▸ Your task
Copy every record word for word.

▸ Input records
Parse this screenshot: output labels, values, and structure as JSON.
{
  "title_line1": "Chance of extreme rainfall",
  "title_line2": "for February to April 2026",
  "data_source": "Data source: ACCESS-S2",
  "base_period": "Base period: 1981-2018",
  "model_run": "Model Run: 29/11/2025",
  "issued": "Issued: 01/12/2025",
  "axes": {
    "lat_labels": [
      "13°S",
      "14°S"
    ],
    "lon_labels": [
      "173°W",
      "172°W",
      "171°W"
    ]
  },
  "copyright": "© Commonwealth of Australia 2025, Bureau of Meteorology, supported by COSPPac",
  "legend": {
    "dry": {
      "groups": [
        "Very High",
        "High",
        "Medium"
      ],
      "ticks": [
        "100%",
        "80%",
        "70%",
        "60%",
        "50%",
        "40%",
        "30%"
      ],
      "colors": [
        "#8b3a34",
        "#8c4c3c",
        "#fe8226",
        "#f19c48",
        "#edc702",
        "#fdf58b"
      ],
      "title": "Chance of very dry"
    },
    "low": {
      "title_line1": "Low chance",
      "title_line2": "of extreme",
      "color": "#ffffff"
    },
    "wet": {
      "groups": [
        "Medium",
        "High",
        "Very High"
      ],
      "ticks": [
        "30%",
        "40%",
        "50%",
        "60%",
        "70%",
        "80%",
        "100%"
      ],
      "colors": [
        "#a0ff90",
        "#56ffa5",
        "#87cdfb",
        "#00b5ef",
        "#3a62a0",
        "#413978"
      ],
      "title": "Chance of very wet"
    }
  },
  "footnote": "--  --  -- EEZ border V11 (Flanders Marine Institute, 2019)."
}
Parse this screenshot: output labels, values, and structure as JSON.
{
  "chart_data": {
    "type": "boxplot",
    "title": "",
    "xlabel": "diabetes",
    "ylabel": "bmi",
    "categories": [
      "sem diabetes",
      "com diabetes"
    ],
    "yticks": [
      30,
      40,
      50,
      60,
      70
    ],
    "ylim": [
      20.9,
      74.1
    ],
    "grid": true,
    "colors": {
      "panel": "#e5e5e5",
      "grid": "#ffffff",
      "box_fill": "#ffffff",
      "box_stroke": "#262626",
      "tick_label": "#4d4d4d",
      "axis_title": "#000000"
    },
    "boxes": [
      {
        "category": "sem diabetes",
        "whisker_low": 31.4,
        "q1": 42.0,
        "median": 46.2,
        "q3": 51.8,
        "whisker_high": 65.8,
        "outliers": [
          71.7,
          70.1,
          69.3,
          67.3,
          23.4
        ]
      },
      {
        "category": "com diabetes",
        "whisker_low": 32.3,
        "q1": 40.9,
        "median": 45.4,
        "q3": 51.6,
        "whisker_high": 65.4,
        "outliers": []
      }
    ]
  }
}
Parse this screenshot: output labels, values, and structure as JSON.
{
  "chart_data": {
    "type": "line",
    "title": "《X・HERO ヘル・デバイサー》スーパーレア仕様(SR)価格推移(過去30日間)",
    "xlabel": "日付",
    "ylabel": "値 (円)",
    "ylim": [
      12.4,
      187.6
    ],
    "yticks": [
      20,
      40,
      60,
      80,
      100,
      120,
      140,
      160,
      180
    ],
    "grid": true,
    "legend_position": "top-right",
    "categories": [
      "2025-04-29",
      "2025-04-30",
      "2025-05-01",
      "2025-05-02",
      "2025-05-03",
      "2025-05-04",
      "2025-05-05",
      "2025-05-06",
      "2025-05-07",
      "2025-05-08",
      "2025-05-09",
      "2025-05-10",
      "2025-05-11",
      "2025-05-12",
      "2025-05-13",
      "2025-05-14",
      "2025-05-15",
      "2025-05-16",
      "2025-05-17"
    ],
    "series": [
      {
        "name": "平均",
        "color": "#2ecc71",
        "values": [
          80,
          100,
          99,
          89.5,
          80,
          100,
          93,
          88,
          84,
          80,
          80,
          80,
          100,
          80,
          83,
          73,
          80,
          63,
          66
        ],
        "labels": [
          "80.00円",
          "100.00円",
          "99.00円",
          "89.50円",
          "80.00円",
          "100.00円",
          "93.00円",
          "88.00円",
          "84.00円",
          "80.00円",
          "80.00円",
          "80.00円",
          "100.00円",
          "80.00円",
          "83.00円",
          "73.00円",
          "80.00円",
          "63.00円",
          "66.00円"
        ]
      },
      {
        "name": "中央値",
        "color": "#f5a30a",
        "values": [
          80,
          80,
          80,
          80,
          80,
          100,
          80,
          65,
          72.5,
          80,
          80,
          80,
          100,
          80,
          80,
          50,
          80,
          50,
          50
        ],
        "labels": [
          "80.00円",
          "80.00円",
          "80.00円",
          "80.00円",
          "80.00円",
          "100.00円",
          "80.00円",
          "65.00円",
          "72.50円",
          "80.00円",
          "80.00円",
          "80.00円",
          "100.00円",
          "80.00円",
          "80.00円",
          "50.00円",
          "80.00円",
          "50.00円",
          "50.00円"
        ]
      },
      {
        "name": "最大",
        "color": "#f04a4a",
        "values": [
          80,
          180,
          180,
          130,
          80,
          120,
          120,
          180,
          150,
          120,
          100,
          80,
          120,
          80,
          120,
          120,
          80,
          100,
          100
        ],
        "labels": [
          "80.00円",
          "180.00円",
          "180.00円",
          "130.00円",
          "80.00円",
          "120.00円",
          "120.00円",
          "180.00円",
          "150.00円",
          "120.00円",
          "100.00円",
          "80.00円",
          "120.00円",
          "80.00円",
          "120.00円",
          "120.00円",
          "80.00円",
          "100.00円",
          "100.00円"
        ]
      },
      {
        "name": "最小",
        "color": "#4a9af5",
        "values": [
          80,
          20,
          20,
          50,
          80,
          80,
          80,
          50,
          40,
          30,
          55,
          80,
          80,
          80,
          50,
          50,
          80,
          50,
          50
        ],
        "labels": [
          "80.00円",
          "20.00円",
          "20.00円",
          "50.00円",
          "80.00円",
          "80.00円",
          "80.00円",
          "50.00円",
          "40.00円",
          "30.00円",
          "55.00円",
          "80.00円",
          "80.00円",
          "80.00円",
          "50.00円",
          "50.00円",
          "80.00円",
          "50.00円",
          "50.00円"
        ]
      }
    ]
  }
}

▸ Task output
Parse this screenshot: output labels, values, and structure as JSON.
{
  "title_line1": "Chance of extreme rainfall",
  "title_line2": "for February to April 2026",
  "data_source": "Data source: ACCESS-S2",
  "base_period": "Base period: 1981-2018",
  "model_run": "Model Run: 29/11/2025",
  "issued": "Issued: 01/12/2025",
  "axes": {
    "lat_labels": [
      "13°S",
      "14°S"
    ],
    "lon_labels": [
      "173°W",
      "172°W",
      "171°W"
    ]
  },
  "copyright": "© Commonwealth of Australia 2025, Bureau of Meteorology, supported by COSPPac",
  "legend": {
    "dry": {
      "groups": [
        "Very High",
        "High",
        "Medium"
      ],
      "ticks": [
        "100%",
        "80%",
        "70%",
        "60%",
        "50%",
        "40%",
        "30%"
      ],
      "colors": [
        "#8b3a34",
        "#8c4c3c",
        "#fe8226",
        "#f19c48",
        "#edc702",
        "#fdf58b"
      ],
      "title": "Chance of very dry"
    },
    "low": {
      "title_line1": "Low chance",
      "title_line2": "of extreme",
      "color": "#ffffff"
    },
    "wet": {
      "groups": [
        "Medium",
        "High",
        "Very High"
      ],
      "ticks": [
        "30%",
        "40%",
        "50%",
        "60%",
        "70%",
        "80%",
        "100%"
      ],
      "colors": [
        "#a0ff90",
        "#56ffa5",
        "#87cdfb",
        "#00b5ef",
        "#3a62a0",
        "#413978"
      ],
      "title": "Chance of very wet"
    }
  },
  "footnote": "--  --  -- EEZ border V11 (Flanders Marine Institute, 2019)."
}
Parse this screenshot: output labels, values, and structure as JSON.
{
  "chart_data": {
    "type": "boxplot",
    "title": "",
    "xlabel": "diabetes",
    "ylabel": "bmi",
    "categories": [
      "sem diabetes",
      "com diabetes"
    ],
    "yticks": [
      30,
      40,
      50,
      60,
      70
    ],
    "ylim": [
      20.9,
      74.1
    ],
    "grid": true,
    "colors": {
      "panel": "#e5e5e5",
      "grid": "#ffffff",
      "box_fill": "#ffffff",
      "box_stroke": "#262626",
      "tick_label": "#4d4d4d",
      "axis_title": "#000000"
    },
    "boxes": [
      {
        "category": "sem diabetes",
        "whisker_low": 31.4,
        "q1": 42.0,
        "median": 46.2,
        "q3": 51.8,
        "whisker_high": 65.8,
        "outliers": [
          71.7,
          70.1,
          69.3,
          67.3,
          23.4
        ]
      },
      {
        "category": "com diabetes",
        "whisker_low": 32.3,
        "q1": 40.9,
        "median": 45.4,
        "q3": 51.6,
        "whisker_high": 65.4,
        "outliers": []
      }
    ]
  }
}
Parse this screenshot: output labels, values, and structure as JSON.
{
  "chart_data": {
    "type": "line",
    "title": "《X・HERO ヘル・デバイサー》スーパーレア仕様(SR)価格推移(過去30日間)",
    "xlabel": "日付",
    "ylabel": "値 (円)",
    "ylim": [
      12.4,
      187.6
    ],
    "yticks": [
      20,
      40,
      60,
      80,
      100,
      120,
      140,
      160,
      180
    ],
    "grid": true,
    "legend_position": "top-right",
    "categories": [
      "2025-04-29",
      "2025-04-30",
      "2025-05-01",
      "2025-05-02",
      "2025-05-03",
      "2025-05-04",
      "2025-05-05",
      "2025-05-06",
      "2025-05-07",
      "2025-05-08",
      "2025-05-09",
      "2025-05-10",
      "2025-05-11",
      "2025-05-12",
      "2025-05-13",
      "2025-05-14",
      "2025-05-15",
      "2025-05-16",
      "2025-05-17"
    ],
    "series": [
      {
        "name": "平均",
        "color": "#2ecc71",
        "values": [
          80,
          100,
          99,
          89.5,
          80,
          100,
          93,
          88,
          84,
          80,
          80,
          80,
          100,
          80,
          83,
          73,
          80,
          63,
          66
        ],
        "labels": [
          "80.00円",
          "100.00円",
          "99.00円",
          "89.50円",
          "80.00円",
          "100.00円",
          "93.00円",
          "88.00円",
          "84.00円",
          "80.00円",
          "80.00円",
          "80.00円",
          "100.00円",
          "80.00円",
          "83.00円",
          "73.00円",
          "80.00円",
          "63.00円",
          "66.00円"
        ]
      },
      {
        "name": "中央値",
        "color": "#f5a30a",
        "values": [
          80,
          80,
          80,
          80,
          80,
          100,
          80,
          65,
          72.5,
          80,
          80,
          80,
          100,
          80,
          80,
          50,
          80,
          50,
          50
        ],
        "labels": [
          "80.00円",
          "80.00円",
          "80.00円",
          "80.00円",
          "80.00円",
          "100.00円",
          "80.00円",
          "65.00円",
          "72.50円",
          "80.00円",
          "80.00円",
          "80.00円",
          "100.00円",
          "80.00円",
          "80.00円",
          "50.00円",
          "80.00円",
          "50.00円",
          "50.00円"
        ]
      },
      {
        "name": "最大",
        "color": "#f04a4a",
        "values": [
          80,
          180,
          180,
          130,
          80,
          120,
          120,
          180,
          150,
          120,
          100,
          80,
          120,
          80,
          120,
          120,
          80,
          100,
          100
        ],
        "labels": [
          "80.00円",
          "180.00円",
          "180.00円",
          "130.00円",
          "80.00円",
          "120.00円",
          "120.00円",
          "180.00円",
          "150.00円",
          "120.00円",
          "100.00円",
          "80.00円",
          "120.00円",
          "80.00円",
          "120.00円",
          "120.00円",
          "80.00円",
          "100.00円",
          "100.00円"
        ]
      },
      {
        "name": "最小",
        "color": "#4a9af5",
        "values": [
          80,
          20,
          20,
          50,
          80,
          80,
          80,
          50,
          40,
          30,
          55,
          80,
          80,
          80,
          50,
          50,
          80,
          50,
          50
        ],
        "labels": [
          "80.00円",
          "20.00円",
          "20.00円",
          "50.00円",
          "80.00円",
          "80.00円",
          "80.00円",
          "50.00円",
          "40.00円",
          "30.00円",
          "55.00円",
          "80.00円",
          "80.00円",
          "80.00円",
          "50.00円",
          "50.00円",
          "80.00円",
          "50.00円",
          "50.00円"
        ]
      }
    ]
  }
}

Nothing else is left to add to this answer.